● **Set problem**
Repeat every line of the rows below word for word, but leave the pictures out.

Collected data
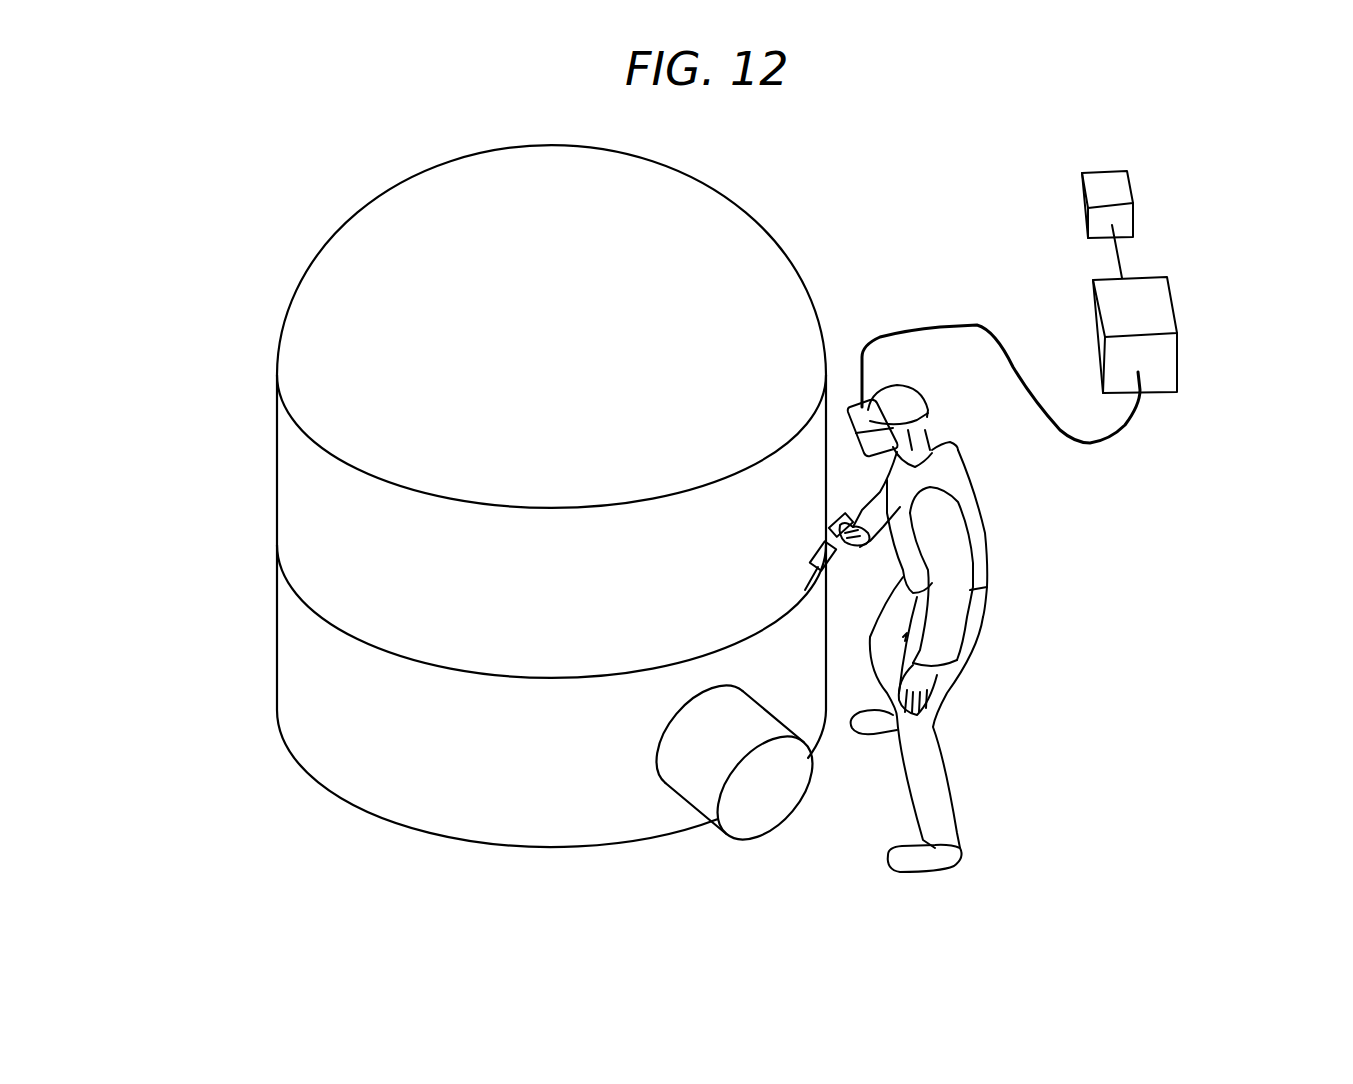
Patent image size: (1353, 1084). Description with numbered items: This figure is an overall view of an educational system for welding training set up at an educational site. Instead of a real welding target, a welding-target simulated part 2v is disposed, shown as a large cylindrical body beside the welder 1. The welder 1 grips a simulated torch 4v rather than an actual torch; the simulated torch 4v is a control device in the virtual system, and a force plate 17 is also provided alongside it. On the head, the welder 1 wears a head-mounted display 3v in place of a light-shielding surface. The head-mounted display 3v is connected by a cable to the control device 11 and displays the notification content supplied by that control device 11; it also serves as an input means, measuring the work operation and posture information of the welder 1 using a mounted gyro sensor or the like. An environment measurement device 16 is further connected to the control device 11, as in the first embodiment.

The welder 1 is at (958, 883).
The welding-target simulated part 2v is at (243, 152).
The head-mounted display 3v is at (853, 421).
The simulated torch 4v is at (822, 557).
The control device 11 is at (1175, 290).
The environment measurement device 16 is at (1130, 182).
The force plate 17 is at (832, 518).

● **Exercise solution**
Patent image size: (1353, 1084). Description with numbered items: This figure is an overall view of an educational system for welding training set up at an educational site. Instead of a real welding target, a welding-target simulated part 2v is disposed, shown as a large cylindrical body beside the welder 1. The welder 1 grips a simulated torch 4v rather than an actual torch; the simulated torch 4v is a control device in the virtual system, and a force plate 17 is also provided alongside it. On the head, the welder 1 wears a head-mounted display 3v in place of a light-shielding surface. The head-mounted display 3v is connected by a cable to the control device 11 and displays the notification content supplied by that control device 11; it also serves as an input means, measuring the work operation and posture information of the welder 1 using a mounted gyro sensor or the like. An environment measurement device 16 is further connected to the control device 11, as in the first embodiment.

The welder 1 is at (958, 883).
The welding-target simulated part 2v is at (243, 152).
The head-mounted display 3v is at (853, 421).
The simulated torch 4v is at (822, 557).
The control device 11 is at (1175, 290).
The environment measurement device 16 is at (1130, 182).
The force plate 17 is at (832, 518).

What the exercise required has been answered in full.